The request: Extract every line that includes the string "предоставления".

Collection entries:
%%

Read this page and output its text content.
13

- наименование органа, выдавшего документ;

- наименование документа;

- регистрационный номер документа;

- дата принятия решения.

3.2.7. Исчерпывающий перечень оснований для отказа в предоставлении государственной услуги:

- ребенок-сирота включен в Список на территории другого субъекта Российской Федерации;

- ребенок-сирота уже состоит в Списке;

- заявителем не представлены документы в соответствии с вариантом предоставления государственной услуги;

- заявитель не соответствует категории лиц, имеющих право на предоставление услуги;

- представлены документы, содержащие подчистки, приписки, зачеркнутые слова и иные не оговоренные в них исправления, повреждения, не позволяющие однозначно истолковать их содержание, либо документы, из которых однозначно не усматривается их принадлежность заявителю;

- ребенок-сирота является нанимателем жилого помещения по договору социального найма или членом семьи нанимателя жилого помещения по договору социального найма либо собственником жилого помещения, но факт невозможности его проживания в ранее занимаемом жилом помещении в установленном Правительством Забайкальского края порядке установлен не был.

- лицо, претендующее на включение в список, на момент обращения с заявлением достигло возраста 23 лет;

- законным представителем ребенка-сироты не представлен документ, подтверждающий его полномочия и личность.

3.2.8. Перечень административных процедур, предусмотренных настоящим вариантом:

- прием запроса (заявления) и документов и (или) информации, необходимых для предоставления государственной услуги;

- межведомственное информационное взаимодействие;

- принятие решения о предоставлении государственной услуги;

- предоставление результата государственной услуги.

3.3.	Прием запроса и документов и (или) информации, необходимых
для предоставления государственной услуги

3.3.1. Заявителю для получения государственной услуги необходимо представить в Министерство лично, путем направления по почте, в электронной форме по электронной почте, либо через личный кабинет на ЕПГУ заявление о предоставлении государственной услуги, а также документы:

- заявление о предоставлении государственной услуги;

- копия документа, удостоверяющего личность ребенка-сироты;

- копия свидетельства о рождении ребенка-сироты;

%%

Worked solution:
- заявителем не представлены документы в соответствии с вариантом предоставления государственной услуги;
- прием запроса (заявления) и документов и (или) информации, необходимых для предоставления государственной услуги;
для предоставления государственной услуги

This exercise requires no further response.